Written problem -
In the entries below, count every line containing "Collision". Return the number and nothing else.

Record excerpts -
--- BEGIN ---
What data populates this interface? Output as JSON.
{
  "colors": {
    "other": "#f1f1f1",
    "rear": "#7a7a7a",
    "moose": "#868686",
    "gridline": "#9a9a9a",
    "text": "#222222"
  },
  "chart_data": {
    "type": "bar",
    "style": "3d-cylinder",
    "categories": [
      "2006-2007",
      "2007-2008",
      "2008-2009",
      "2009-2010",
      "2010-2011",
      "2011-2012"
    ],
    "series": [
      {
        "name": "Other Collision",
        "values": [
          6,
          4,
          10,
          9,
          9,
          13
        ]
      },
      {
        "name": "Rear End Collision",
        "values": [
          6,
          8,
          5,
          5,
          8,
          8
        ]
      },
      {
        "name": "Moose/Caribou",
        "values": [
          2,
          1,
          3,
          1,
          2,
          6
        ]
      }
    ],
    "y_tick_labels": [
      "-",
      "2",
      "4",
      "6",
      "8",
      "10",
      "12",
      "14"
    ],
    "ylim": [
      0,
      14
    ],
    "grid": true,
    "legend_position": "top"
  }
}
--- END ---
--- BEGIN ---
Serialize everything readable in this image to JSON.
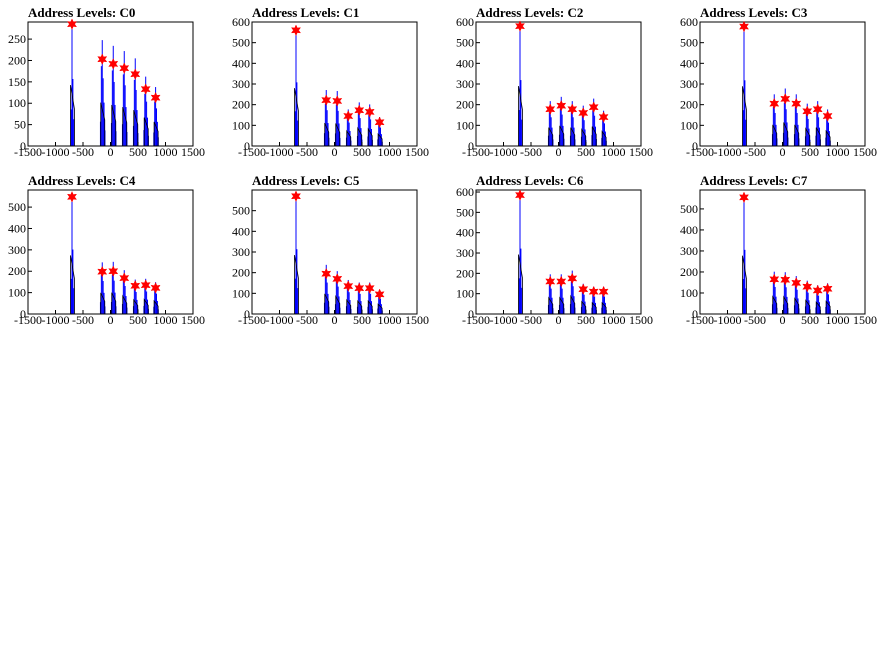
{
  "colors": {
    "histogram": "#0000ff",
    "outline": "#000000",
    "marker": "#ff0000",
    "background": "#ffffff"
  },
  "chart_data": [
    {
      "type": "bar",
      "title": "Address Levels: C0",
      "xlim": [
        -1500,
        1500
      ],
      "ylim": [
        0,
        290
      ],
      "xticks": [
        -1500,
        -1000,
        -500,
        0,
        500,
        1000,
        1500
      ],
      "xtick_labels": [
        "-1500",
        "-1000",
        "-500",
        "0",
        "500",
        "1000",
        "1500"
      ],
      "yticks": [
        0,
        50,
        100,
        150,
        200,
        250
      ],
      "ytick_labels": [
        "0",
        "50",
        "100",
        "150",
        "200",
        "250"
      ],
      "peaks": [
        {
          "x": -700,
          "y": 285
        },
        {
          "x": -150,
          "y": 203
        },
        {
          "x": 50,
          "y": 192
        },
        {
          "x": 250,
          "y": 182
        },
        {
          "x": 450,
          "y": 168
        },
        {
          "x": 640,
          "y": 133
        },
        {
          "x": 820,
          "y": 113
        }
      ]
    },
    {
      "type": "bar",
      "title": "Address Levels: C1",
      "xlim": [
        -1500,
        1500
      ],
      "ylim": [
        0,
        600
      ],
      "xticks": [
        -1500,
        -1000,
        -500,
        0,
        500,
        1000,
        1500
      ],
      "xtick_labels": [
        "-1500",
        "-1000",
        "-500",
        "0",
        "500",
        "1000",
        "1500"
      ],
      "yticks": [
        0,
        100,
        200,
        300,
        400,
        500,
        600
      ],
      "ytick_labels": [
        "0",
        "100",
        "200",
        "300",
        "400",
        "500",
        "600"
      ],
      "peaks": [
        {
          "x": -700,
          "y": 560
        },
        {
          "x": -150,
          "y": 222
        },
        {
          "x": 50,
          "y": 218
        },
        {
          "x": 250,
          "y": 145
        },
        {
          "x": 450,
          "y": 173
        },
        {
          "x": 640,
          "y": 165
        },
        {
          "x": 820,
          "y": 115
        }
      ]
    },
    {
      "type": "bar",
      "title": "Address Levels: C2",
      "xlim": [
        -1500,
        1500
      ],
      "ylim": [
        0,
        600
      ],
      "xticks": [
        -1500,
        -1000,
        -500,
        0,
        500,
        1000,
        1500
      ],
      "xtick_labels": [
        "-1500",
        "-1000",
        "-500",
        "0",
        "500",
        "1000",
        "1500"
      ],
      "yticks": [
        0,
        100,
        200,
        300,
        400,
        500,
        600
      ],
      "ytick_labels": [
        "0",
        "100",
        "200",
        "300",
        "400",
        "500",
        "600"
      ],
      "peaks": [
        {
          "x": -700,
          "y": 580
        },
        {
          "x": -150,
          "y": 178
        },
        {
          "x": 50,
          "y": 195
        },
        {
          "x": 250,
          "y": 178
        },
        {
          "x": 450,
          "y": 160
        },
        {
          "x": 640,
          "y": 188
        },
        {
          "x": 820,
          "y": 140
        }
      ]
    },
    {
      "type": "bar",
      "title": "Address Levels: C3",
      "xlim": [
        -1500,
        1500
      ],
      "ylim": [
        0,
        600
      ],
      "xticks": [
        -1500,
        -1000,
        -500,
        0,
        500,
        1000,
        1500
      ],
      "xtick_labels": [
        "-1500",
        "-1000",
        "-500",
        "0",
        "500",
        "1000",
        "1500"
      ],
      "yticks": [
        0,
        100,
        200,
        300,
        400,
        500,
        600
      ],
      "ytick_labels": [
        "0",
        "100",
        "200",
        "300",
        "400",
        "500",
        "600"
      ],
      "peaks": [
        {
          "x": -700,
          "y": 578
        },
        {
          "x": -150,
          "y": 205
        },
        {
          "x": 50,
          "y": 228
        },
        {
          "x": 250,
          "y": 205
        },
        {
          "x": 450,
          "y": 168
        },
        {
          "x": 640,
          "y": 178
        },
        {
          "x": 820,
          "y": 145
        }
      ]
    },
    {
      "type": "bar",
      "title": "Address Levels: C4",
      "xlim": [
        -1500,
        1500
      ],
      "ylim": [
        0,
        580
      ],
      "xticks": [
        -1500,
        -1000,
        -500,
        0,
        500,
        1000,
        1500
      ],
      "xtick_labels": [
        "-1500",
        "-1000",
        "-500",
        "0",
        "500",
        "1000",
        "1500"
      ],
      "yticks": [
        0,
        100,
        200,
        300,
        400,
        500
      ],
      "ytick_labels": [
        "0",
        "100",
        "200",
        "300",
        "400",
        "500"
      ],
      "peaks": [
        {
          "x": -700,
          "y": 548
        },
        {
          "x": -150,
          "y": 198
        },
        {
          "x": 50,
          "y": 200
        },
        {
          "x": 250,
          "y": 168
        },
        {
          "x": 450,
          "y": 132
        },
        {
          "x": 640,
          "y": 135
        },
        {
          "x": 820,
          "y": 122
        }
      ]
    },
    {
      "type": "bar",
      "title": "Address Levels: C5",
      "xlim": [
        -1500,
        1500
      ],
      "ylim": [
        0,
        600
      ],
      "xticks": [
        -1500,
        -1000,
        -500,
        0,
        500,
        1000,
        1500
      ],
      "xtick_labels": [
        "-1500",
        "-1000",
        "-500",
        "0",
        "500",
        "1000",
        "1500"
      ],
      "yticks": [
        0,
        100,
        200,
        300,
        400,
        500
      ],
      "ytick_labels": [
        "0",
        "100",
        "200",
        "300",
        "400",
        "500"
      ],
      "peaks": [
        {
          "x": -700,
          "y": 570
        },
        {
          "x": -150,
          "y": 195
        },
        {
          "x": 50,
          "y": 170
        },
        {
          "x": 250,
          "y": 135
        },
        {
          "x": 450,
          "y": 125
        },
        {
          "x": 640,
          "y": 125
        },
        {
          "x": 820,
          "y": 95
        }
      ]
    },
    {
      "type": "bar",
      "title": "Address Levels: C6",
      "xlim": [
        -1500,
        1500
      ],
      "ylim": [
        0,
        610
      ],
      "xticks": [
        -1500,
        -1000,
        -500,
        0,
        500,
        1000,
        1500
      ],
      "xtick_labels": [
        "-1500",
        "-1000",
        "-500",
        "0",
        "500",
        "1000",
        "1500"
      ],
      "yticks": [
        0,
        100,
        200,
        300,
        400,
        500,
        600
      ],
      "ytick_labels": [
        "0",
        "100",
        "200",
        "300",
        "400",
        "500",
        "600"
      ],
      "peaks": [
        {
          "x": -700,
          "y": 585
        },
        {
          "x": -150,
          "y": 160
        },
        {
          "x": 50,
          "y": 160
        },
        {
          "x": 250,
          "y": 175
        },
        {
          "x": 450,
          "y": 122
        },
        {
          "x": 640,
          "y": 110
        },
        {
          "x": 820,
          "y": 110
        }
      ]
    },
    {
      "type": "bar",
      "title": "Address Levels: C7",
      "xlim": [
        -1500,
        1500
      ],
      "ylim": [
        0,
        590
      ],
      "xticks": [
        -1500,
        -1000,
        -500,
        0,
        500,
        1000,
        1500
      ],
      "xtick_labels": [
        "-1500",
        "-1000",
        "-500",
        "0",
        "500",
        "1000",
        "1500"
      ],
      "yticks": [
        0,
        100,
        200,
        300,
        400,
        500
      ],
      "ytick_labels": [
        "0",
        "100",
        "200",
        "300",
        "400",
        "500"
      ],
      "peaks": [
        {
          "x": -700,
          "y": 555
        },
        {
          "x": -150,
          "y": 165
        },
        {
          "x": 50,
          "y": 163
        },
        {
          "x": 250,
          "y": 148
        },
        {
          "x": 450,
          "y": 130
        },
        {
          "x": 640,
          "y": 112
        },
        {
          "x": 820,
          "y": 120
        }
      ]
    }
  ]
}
--- END ---
Result -
2